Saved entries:
↓↓↓

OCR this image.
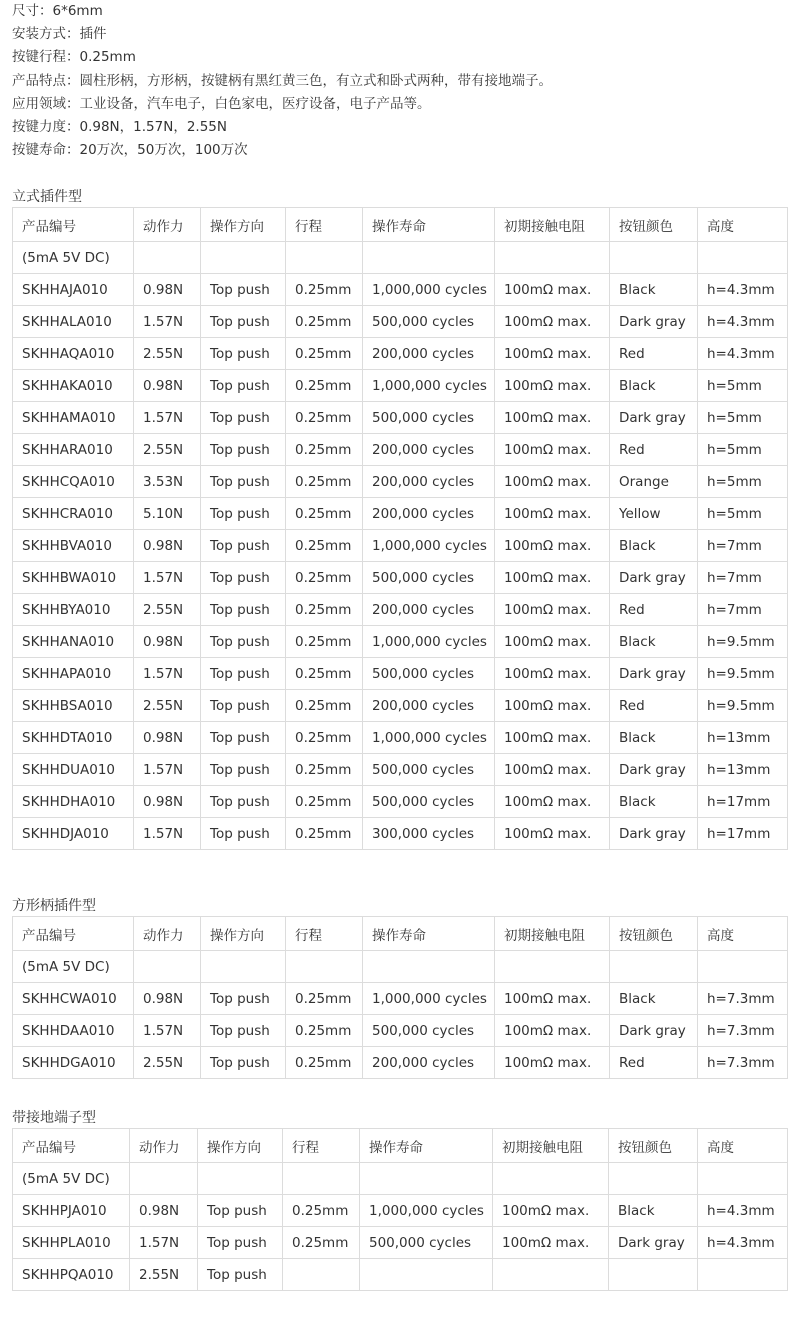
尺寸：6*6mm
安装方式：插件
按键行程：0.25mm
产品特点：圆柱形柄，方形柄，按键柄有黑红黄三色，有立式和卧式两种，带有接地端子。
应用领域：工业设备，汽车电子，白色家电，医疗设备，电子产品等。
按键力度：0.98N，1.57N，2.55N
按键寿命：20万次，50万次，100万次
立式插件型
产品编号	动作力	操作方向	行程	操作寿命	初期接触电阻	按钮颜色	高度
(5mA 5V DC)							
SKHHAJA010	0.98N	Top push	0.25mm	1,000,000 cycles	100mΩ max.	Black	h=4.3mm
SKHHALA010	1.57N	Top push	0.25mm	500,000 cycles	100mΩ max.	Dark gray	h=4.3mm
SKHHAQA010	2.55N	Top push	0.25mm	200,000 cycles	100mΩ max.	Red	h=4.3mm
SKHHAKA010	0.98N	Top push	0.25mm	1,000,000 cycles	100mΩ max.	Black	h=5mm
SKHHAMA010	1.57N	Top push	0.25mm	500,000 cycles	100mΩ max.	Dark gray	h=5mm
SKHHARA010	2.55N	Top push	0.25mm	200,000 cycles	100mΩ max.	Red	h=5mm
SKHHCQA010	3.53N	Top push	0.25mm	200,000 cycles	100mΩ max.	Orange	h=5mm
SKHHCRA010	5.10N	Top push	0.25mm	200,000 cycles	100mΩ max.	Yellow	h=5mm
SKHHBVA010	0.98N	Top push	0.25mm	1,000,000 cycles	100mΩ max.	Black	h=7mm
SKHHBWA010	1.57N	Top push	0.25mm	500,000 cycles	100mΩ max.	Dark gray	h=7mm
SKHHBYA010	2.55N	Top push	0.25mm	200,000 cycles	100mΩ max.	Red	h=7mm
SKHHANA010	0.98N	Top push	0.25mm	1,000,000 cycles	100mΩ max.	Black	h=9.5mm
SKHHAPA010	1.57N	Top push	0.25mm	500,000 cycles	100mΩ max.	Dark gray	h=9.5mm
SKHHBSA010	2.55N	Top push	0.25mm	200,000 cycles	100mΩ max.	Red	h=9.5mm
SKHHDTA010	0.98N	Top push	0.25mm	1,000,000 cycles	100mΩ max.	Black	h=13mm
SKHHDUA010	1.57N	Top push	0.25mm	500,000 cycles	100mΩ max.	Dark gray	h=13mm
SKHHDHA010	0.98N	Top push	0.25mm	500,000 cycles	100mΩ max.	Black	h=17mm
SKHHDJA010	1.57N	Top push	0.25mm	300,000 cycles	100mΩ max.	Dark gray	h=17mm
方形柄插件型
产品编号	动作力	操作方向	行程	操作寿命	初期接触电阻	按钮颜色	高度
(5mA 5V DC)							
SKHHCWA010	0.98N	Top push	0.25mm	1,000,000 cycles	100mΩ max.	Black	h=7.3mm
SKHHDAA010	1.57N	Top push	0.25mm	500,000 cycles	100mΩ max.	Dark gray	h=7.3mm
SKHHDGA010	2.55N	Top push	0.25mm	200,000 cycles	100mΩ max.	Red	h=7.3mm
带接地端子型
产品编号	动作力	操作方向	行程	操作寿命	初期接触电阻	按钮颜色	高度
(5mA 5V DC)							
SKHHPJA010	0.98N	Top push	0.25mm	1,000,000 cycles	100mΩ max.	Black	h=4.3mm
SKHHPLA010	1.57N	Top push	0.25mm	500,000 cycles	100mΩ max.	Dark gray	h=4.3mm
SKHHPQA010	2.55N	Top push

↑↑↑

TASK TO COMPLETE> Make a copy of each line that contains the string "gray".

FINAL RESULT>
SKHHALA010	1.57N	Top push	0.25mm	500,000 cycles	100mΩ max.	Dark gray	h=4.3mm
SKHHAMA010	1.57N	Top push	0.25mm	500,000 cycles	100mΩ max.	Dark gray	h=5mm
SKHHBWA010	1.57N	Top push	0.25mm	500,000 cycles	100mΩ max.	Dark gray	h=7mm
SKHHAPA010	1.57N	Top push	0.25mm	500,000 cycles	100mΩ max.	Dark gray	h=9.5mm
SKHHDUA010	1.57N	Top push	0.25mm	500,000 cycles	100mΩ max.	Dark gray	h=13mm
SKHHDJA010	1.57N	Top push	0.25mm	300,000 cycles	100mΩ max.	Dark gray	h=17mm
SKHHDAA010	1.57N	Top push	0.25mm	500,000 cycles	100mΩ max.	Dark gray	h=7.3mm
SKHHPLA010	1.57N	Top push	0.25mm	500,000 cycles	100mΩ max.	Dark gray	h=4.3mm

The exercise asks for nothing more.